Copy, from the entries below, each line in which the string "America" appears.
-- start DATASET --
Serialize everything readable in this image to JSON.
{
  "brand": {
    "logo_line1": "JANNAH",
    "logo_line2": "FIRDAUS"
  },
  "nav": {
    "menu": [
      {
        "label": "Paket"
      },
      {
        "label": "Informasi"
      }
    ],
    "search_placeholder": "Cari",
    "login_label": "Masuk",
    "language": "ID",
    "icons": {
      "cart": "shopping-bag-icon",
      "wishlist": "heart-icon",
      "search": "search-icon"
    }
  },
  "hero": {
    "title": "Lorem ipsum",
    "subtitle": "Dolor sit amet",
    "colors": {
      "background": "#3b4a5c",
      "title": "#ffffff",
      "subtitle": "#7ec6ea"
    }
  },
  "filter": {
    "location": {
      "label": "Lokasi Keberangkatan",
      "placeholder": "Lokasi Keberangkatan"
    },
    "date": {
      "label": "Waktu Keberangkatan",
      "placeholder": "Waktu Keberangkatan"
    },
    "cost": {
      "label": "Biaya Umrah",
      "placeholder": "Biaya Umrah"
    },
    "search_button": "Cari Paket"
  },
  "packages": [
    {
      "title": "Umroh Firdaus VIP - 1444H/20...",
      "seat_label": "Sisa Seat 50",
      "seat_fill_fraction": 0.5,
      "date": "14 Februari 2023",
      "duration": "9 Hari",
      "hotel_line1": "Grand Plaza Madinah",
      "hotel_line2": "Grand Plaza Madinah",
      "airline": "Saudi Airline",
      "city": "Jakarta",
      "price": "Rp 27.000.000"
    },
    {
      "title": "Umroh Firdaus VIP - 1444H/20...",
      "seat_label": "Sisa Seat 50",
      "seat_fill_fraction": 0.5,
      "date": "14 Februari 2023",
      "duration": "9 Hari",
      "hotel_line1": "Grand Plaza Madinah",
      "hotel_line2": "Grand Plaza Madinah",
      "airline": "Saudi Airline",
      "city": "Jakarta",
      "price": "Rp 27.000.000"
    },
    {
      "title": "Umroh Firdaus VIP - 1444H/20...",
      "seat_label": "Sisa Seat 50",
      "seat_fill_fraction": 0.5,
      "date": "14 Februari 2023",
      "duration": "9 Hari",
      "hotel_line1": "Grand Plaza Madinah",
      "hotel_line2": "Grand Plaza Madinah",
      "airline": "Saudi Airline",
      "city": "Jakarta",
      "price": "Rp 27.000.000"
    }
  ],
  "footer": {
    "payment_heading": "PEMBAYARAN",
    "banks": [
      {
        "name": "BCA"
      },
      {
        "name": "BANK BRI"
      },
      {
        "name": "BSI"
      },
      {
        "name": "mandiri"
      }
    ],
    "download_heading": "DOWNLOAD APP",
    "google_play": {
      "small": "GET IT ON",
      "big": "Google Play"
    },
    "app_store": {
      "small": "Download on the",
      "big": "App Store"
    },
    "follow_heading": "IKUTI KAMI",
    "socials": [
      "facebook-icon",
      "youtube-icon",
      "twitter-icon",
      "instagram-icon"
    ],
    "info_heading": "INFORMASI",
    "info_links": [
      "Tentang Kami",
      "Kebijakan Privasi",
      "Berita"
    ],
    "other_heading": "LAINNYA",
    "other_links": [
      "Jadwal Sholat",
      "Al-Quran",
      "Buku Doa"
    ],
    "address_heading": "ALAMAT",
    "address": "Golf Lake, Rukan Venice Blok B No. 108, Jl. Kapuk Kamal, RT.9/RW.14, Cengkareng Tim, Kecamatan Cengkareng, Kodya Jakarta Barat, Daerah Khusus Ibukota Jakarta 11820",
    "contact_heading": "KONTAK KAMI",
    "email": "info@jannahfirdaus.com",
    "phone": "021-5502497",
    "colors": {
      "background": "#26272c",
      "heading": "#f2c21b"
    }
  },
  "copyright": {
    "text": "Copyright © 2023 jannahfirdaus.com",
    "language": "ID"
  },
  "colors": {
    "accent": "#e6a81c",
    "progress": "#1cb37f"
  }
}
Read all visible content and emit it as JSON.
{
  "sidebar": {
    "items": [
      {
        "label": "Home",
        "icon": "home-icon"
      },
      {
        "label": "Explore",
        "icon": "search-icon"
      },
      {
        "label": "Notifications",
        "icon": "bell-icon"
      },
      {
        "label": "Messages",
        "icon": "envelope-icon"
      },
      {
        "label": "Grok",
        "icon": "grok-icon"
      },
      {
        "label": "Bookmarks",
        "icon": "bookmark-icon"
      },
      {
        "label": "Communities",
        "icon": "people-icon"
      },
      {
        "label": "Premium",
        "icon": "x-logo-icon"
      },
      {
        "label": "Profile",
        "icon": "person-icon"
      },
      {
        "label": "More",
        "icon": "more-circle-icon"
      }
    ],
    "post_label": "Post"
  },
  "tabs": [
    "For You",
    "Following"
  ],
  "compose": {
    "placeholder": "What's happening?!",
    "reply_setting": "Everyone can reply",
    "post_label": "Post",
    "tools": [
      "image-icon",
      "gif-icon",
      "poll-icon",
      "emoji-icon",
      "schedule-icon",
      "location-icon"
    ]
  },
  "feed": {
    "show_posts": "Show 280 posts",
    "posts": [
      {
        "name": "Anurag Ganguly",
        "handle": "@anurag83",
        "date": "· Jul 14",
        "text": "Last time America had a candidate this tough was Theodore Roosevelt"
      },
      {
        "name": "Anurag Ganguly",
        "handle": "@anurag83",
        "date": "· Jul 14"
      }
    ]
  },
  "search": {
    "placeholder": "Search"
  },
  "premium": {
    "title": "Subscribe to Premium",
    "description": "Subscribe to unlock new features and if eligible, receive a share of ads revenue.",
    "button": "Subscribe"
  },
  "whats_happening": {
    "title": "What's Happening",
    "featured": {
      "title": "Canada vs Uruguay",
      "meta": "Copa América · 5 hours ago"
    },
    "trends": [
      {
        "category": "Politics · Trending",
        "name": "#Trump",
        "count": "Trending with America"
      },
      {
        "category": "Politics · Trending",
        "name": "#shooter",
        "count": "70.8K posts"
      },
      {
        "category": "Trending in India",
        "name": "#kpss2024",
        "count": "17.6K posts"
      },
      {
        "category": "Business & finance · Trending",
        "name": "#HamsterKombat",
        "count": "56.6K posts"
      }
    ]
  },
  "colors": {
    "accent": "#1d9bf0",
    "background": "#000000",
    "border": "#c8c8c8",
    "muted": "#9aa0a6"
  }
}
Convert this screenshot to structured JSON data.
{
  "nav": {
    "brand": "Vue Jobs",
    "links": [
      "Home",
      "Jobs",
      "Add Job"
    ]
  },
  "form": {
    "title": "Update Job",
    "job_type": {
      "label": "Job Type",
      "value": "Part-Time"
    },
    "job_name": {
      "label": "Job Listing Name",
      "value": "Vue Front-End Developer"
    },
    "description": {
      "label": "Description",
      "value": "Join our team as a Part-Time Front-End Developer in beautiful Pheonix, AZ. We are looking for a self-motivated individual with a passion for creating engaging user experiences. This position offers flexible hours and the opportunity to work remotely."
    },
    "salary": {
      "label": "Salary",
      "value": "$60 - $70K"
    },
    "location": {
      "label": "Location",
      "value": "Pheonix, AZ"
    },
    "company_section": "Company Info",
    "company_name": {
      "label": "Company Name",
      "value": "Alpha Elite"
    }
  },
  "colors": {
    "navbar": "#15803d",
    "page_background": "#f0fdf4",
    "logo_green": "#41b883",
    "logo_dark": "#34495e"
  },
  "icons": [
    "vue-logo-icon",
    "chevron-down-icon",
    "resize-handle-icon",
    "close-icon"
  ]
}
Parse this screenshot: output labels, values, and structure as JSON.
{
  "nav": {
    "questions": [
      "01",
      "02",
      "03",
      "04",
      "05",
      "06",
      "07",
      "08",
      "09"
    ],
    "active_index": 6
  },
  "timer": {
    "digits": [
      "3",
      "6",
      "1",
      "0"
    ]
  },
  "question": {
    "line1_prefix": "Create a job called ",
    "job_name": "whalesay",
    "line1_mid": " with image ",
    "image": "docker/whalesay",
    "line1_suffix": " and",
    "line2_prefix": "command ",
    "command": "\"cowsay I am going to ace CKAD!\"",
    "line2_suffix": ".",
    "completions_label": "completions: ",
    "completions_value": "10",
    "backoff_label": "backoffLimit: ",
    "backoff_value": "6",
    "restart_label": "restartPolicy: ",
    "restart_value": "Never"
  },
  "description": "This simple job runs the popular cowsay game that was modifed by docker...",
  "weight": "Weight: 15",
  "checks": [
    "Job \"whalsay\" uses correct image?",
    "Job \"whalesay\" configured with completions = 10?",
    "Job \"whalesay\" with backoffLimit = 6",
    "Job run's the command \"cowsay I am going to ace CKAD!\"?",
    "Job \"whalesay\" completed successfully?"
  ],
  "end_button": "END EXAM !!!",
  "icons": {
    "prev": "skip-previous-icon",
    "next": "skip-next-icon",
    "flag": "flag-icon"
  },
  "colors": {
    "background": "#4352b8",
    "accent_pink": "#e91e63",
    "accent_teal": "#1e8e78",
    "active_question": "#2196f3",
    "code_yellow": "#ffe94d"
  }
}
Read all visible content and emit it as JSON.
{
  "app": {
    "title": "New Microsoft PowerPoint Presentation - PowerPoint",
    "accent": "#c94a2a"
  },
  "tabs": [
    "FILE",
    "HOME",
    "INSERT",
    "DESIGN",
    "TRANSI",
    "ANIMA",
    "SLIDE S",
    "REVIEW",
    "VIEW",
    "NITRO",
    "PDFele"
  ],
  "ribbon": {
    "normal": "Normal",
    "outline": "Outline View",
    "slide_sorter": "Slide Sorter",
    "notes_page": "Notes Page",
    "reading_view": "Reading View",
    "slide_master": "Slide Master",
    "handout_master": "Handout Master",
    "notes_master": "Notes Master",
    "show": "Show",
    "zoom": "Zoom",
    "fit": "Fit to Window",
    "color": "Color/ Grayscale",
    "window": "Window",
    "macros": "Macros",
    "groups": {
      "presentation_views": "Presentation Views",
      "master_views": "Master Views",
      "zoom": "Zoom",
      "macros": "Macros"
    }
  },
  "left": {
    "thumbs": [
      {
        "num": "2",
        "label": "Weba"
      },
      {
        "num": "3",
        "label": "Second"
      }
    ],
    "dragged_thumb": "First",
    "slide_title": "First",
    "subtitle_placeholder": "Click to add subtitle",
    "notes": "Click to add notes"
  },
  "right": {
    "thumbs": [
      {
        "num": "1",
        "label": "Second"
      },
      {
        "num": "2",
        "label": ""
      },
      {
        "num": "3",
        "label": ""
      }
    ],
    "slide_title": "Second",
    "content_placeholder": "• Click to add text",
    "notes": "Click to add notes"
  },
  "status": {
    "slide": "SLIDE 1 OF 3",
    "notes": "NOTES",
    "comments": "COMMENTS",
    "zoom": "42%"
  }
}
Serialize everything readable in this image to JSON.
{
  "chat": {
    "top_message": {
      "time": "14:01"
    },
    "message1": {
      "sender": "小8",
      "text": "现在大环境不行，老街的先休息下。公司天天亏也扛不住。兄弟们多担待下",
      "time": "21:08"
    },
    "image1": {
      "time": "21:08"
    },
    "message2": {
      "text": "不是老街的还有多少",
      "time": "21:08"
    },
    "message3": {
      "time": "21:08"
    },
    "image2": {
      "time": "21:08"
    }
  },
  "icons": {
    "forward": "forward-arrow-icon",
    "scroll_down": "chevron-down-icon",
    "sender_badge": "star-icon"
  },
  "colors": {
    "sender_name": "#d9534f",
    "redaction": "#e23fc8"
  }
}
-- end DATASET --
EXPECTED ANSWER:
        "text": "Last time America had a candidate this tough was Theodore Roosevelt"
        "count": "Trending with America"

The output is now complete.